TASK BRIEF →
Extract each line of the data below exactly as written.

------------------------------------

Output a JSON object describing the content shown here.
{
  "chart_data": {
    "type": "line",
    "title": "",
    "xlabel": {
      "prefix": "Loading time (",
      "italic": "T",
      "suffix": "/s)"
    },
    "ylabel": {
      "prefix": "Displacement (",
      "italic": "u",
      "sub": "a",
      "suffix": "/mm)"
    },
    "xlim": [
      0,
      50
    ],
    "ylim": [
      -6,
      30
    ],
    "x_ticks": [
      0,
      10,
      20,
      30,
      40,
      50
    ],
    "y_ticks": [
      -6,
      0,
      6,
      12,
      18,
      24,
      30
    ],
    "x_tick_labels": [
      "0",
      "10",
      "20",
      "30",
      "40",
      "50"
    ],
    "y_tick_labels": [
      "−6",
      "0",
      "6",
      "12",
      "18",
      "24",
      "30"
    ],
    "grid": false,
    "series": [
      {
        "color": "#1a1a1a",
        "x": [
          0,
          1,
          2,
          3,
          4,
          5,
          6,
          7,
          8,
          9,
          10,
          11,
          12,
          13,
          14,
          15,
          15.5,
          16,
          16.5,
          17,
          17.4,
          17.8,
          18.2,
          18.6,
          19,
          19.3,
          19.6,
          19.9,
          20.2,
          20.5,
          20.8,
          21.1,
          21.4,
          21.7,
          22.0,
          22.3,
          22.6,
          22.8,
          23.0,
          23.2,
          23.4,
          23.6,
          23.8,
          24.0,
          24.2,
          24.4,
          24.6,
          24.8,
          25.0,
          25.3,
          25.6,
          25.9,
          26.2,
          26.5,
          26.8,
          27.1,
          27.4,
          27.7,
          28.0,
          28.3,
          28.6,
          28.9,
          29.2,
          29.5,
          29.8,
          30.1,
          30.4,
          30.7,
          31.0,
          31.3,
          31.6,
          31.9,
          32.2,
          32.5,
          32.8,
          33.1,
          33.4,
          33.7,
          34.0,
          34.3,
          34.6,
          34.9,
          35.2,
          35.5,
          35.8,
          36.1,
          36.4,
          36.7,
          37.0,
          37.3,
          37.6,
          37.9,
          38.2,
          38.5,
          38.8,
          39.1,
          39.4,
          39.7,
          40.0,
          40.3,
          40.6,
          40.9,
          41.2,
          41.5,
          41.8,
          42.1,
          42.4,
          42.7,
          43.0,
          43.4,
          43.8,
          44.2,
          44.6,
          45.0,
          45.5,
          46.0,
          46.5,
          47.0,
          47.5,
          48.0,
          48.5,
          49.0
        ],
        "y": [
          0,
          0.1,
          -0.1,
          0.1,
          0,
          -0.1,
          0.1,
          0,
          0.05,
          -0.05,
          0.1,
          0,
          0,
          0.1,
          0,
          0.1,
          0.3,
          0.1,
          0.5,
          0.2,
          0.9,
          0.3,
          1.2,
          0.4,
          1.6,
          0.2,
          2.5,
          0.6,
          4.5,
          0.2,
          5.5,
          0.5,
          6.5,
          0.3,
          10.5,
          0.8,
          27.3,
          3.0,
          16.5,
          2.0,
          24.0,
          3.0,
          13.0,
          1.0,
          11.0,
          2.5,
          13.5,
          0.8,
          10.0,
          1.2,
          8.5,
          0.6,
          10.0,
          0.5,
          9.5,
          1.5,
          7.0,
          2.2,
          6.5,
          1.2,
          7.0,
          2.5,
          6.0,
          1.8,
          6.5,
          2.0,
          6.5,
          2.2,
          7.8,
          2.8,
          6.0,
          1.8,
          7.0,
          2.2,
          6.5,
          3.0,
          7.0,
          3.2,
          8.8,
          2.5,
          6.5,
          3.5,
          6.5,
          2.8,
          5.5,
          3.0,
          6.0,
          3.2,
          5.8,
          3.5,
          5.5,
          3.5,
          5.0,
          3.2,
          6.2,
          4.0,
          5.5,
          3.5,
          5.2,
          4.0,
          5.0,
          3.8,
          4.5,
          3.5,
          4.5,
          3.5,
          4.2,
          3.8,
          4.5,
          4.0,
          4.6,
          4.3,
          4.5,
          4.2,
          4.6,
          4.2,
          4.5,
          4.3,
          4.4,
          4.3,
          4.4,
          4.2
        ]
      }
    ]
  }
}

------------------------------------

EXERCISE SOLUTION →
Output a JSON object describing the content shown here.
{
  "chart_data": {
    "type": "line",
    "title": "",
    "xlabel": {
      "prefix": "Loading time (",
      "italic": "T",
      "suffix": "/s)"
    },
    "ylabel": {
      "prefix": "Displacement (",
      "italic": "u",
      "sub": "a",
      "suffix": "/mm)"
    },
    "xlim": [
      0,
      50
    ],
    "ylim": [
      -6,
      30
    ],
    "x_ticks": [
      0,
      10,
      20,
      30,
      40,
      50
    ],
    "y_ticks": [
      -6,
      0,
      6,
      12,
      18,
      24,
      30
    ],
    "x_tick_labels": [
      "0",
      "10",
      "20",
      "30",
      "40",
      "50"
    ],
    "y_tick_labels": [
      "−6",
      "0",
      "6",
      "12",
      "18",
      "24",
      "30"
    ],
    "grid": false,
    "series": [
      {
        "color": "#1a1a1a",
        "x": [
          0,
          1,
          2,
          3,
          4,
          5,
          6,
          7,
          8,
          9,
          10,
          11,
          12,
          13,
          14,
          15,
          15.5,
          16,
          16.5,
          17,
          17.4,
          17.8,
          18.2,
          18.6,
          19,
          19.3,
          19.6,
          19.9,
          20.2,
          20.5,
          20.8,
          21.1,
          21.4,
          21.7,
          22.0,
          22.3,
          22.6,
          22.8,
          23.0,
          23.2,
          23.4,
          23.6,
          23.8,
          24.0,
          24.2,
          24.4,
          24.6,
          24.8,
          25.0,
          25.3,
          25.6,
          25.9,
          26.2,
          26.5,
          26.8,
          27.1,
          27.4,
          27.7,
          28.0,
          28.3,
          28.6,
          28.9,
          29.2,
          29.5,
          29.8,
          30.1,
          30.4,
          30.7,
          31.0,
          31.3,
          31.6,
          31.9,
          32.2,
          32.5,
          32.8,
          33.1,
          33.4,
          33.7,
          34.0,
          34.3,
          34.6,
          34.9,
          35.2,
          35.5,
          35.8,
          36.1,
          36.4,
          36.7,
          37.0,
          37.3,
          37.6,
          37.9,
          38.2,
          38.5,
          38.8,
          39.1,
          39.4,
          39.7,
          40.0,
          40.3,
          40.6,
          40.9,
          41.2,
          41.5,
          41.8,
          42.1,
          42.4,
          42.7,
          43.0,
          43.4,
          43.8,
          44.2,
          44.6,
          45.0,
          45.5,
          46.0,
          46.5,
          47.0,
          47.5,
          48.0,
          48.5,
          49.0
        ],
        "y": [
          0,
          0.1,
          -0.1,
          0.1,
          0,
          -0.1,
          0.1,
          0,
          0.05,
          -0.05,
          0.1,
          0,
          0,
          0.1,
          0,
          0.1,
          0.3,
          0.1,
          0.5,
          0.2,
          0.9,
          0.3,
          1.2,
          0.4,
          1.6,
          0.2,
          2.5,
          0.6,
          4.5,
          0.2,
          5.5,
          0.5,
          6.5,
          0.3,
          10.5,
          0.8,
          27.3,
          3.0,
          16.5,
          2.0,
          24.0,
          3.0,
          13.0,
          1.0,
          11.0,
          2.5,
          13.5,
          0.8,
          10.0,
          1.2,
          8.5,
          0.6,
          10.0,
          0.5,
          9.5,
          1.5,
          7.0,
          2.2,
          6.5,
          1.2,
          7.0,
          2.5,
          6.0,
          1.8,
          6.5,
          2.0,
          6.5,
          2.2,
          7.8,
          2.8,
          6.0,
          1.8,
          7.0,
          2.2,
          6.5,
          3.0,
          7.0,
          3.2,
          8.8,
          2.5,
          6.5,
          3.5,
          6.5,
          2.8,
          5.5,
          3.0,
          6.0,
          3.2,
          5.8,
          3.5,
          5.5,
          3.5,
          5.0,
          3.2,
          6.2,
          4.0,
          5.5,
          3.5,
          5.2,
          4.0,
          5.0,
          3.8,
          4.5,
          3.5,
          4.5,
          3.5,
          4.2,
          3.8,
          4.5,
          4.0,
          4.6,
          4.3,
          4.5,
          4.2,
          4.6,
          4.2,
          4.5,
          4.3,
          4.4,
          4.3,
          4.4,
          4.2
        ]
      }
    ]
  }
}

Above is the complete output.